(DOCUMENT TEXT begins)
Searching attachment content with ingest attachment plugin ES 5.2

Hi All,

I am facing a issue while searching the attachment data: I have installed the ingest attachment plugin, created the for each processor, "being the attachment as array"; the mapping goes as:

"attachment": {
"properties": {
"attachment_data": {
"type": "text",
"store": true,
"term_vector": "with_positions_offsets"
},
"attachment_id": {
"type": "text",
"store": true,
"term_vector": "with_positions_offsets"
},
}
}

one of the record has data as:

"attachment": {

           "content_type": "xyz",
           "language": "it",
           "content": "xyz",
           "attachment_data":"base64 encoded"
           "attachment_id":"xxxxx"

}

but when I search "xyz", it gives no record, search is:

"query": {
"bool" : {
"must": [{ "query_string" : {
"fields": ["_all"],
"query": "xyz"
}}],

I have tried with:

"query": {
"bool" : {
"must": [{ "query_string" : {
"fields": ["attachment.attachment_data"],
"query": "xyz"
}}],

or even:
"query": {
"bool" : {
"must": [{ "query_string" : {
"fields": ["attachment.content"],
"query": "xyz"
}}],

but everytime, a "0" result.

any help is appreciated.

Best,
Divya

Please format your code using </> icon as explained in this guide. It will make your post more readable.

Or use markdown style like:

```
CODE
```

If you provide a full recreation script it can be easier to help.
(DOCUMENT TEXT ends)
(THE DATA begins)
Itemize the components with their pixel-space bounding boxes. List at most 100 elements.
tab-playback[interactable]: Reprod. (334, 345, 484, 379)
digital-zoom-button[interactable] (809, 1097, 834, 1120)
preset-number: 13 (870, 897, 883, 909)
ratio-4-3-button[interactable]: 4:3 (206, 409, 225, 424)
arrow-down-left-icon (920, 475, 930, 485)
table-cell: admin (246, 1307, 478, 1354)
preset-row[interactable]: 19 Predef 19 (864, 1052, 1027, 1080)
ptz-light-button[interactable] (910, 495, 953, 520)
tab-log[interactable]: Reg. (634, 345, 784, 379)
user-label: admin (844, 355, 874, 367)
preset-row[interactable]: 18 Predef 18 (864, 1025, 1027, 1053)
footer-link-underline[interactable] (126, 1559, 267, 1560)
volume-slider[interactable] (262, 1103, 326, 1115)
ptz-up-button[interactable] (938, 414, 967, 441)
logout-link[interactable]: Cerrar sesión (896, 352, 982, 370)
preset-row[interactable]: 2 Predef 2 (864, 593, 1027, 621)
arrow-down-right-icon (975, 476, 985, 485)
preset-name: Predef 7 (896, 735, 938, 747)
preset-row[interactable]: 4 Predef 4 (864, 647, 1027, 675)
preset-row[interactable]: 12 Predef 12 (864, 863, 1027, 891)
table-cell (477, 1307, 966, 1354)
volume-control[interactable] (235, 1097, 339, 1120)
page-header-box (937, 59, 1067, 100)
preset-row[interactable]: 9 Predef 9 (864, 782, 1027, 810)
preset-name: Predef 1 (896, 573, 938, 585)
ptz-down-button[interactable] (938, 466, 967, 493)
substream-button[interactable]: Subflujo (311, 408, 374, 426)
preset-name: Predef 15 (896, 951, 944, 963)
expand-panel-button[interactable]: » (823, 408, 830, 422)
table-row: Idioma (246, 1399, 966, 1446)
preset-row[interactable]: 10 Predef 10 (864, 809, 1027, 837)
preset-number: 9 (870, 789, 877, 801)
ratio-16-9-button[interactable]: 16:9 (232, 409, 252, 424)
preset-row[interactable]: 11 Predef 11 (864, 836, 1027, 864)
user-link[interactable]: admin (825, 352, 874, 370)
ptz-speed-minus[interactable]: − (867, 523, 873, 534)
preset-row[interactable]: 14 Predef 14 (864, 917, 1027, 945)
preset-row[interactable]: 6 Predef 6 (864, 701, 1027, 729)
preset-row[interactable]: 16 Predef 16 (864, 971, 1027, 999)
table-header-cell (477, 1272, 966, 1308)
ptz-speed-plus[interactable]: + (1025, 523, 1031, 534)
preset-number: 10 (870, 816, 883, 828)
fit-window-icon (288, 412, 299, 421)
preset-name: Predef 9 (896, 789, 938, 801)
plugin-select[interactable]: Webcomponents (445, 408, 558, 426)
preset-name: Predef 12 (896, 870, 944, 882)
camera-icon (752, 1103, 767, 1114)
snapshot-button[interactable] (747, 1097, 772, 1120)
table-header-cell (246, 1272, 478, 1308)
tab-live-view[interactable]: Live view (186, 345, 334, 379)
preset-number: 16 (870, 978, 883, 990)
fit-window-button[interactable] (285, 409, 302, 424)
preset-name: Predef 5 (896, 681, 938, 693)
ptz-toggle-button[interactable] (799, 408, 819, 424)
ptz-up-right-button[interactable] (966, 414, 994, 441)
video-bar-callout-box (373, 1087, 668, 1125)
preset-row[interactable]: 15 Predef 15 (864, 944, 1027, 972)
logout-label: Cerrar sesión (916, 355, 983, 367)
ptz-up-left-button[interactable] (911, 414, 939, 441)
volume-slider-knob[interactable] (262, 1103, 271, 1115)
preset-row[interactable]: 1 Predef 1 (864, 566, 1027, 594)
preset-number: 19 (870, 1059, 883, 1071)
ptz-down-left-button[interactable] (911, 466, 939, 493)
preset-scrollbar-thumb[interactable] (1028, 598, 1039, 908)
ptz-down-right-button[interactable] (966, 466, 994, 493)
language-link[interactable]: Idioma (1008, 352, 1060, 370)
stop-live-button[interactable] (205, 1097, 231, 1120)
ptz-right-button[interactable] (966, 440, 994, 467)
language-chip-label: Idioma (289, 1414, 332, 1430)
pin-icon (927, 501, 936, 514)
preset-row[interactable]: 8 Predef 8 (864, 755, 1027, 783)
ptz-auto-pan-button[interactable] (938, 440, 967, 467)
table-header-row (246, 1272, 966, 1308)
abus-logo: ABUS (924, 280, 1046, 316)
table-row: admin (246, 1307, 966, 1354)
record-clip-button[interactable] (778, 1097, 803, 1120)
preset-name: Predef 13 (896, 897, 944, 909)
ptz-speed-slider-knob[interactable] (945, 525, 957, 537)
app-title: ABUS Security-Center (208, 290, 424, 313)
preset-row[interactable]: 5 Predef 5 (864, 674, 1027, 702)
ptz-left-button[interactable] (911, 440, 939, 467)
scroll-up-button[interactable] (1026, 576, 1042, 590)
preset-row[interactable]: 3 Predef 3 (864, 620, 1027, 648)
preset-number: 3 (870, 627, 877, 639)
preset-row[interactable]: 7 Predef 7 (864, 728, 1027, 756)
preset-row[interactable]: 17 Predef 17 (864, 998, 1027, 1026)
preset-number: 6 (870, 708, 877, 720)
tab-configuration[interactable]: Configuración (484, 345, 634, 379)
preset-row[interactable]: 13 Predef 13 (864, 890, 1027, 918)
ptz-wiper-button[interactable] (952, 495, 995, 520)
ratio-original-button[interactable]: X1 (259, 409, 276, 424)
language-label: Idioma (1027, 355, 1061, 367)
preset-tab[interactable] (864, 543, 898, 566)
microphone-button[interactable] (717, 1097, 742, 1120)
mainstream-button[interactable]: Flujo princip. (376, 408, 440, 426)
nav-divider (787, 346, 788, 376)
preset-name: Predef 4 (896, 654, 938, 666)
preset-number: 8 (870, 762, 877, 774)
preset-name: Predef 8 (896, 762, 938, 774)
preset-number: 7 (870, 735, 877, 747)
(THE DATA ends)
*EXERCISE SET*.
(1) In the forum thread about searching attachment content in ES 5.2, list every value given in the "fields" array of the queries the poster tried.
(2) Continue the forum thread about searching attachment content with the ingest attachment plugin, starting after its final sentence.
The records are separate material and have no connection to the forum thread about the ingest attachment plugin.

*ANSWER SECTION*.
(1)
- "_all"
- "attachment.attachment_data"
- "attachment.content"

(2)
</>"attachment": {

       "content_type": "xyz",
       "language": "it",
       "content": "xyz",
       "attachment_data":"base64 encoded"
       "attachment_id":"xxxxx"

}</>

but when I search "xyz", it gives no record, search is:

</>"query": {
"bool" : {
"must": [{ "query_string" : {
"fields": ["_all"],
"query": "xyz"
}}],</>

I have tried with:

</>"query": {
"bool" : {
"must": [{ "query_string" : {
"fields": ["attachment.attachment_data"],
"query": "xyz"
}}],</>

or even:
</>"query": {
"bool" : {
"must": [{ "query_string" : {
"fields": ["attachment.content"],
"query": "xyz"
}}],</>

Appreciate your help

Did you read my answer?

the mapping is:

               "attachment": {
                  "properties": {
                     "attachment_data": {
                        "type": "text",
                        "store": true,
                        "term_vector": "with_positions_offsets",
                        "fielddata": true
                     },
                     "attachment_id": {
                        "type": "text",
                        "store": true,
                        "term_vector": "with_positions_offsets"
                     },

Ingest attachment plugin was used, processor and pipeline has been created as:

"processors": [
         {
            "foreach": {
               "field": "attachment",
               "processor": {
                  "attachment": {
                     "target_field": "_ingest._value.attachment",
                     "field": "_ingest._value.attachment_data"
                  }
               }
            }
 

I am not able to search the content, though it can be seen when /_search is used, but unable to search in match query with attachment.attachment.data field. my search is:

  "query": {
    "match": {
      "attachment.attachment.content":"word"
    }
  }

apologies for inconvenience in the format.

Best,
Divya

If you provide a full recreation script it can be easier to help.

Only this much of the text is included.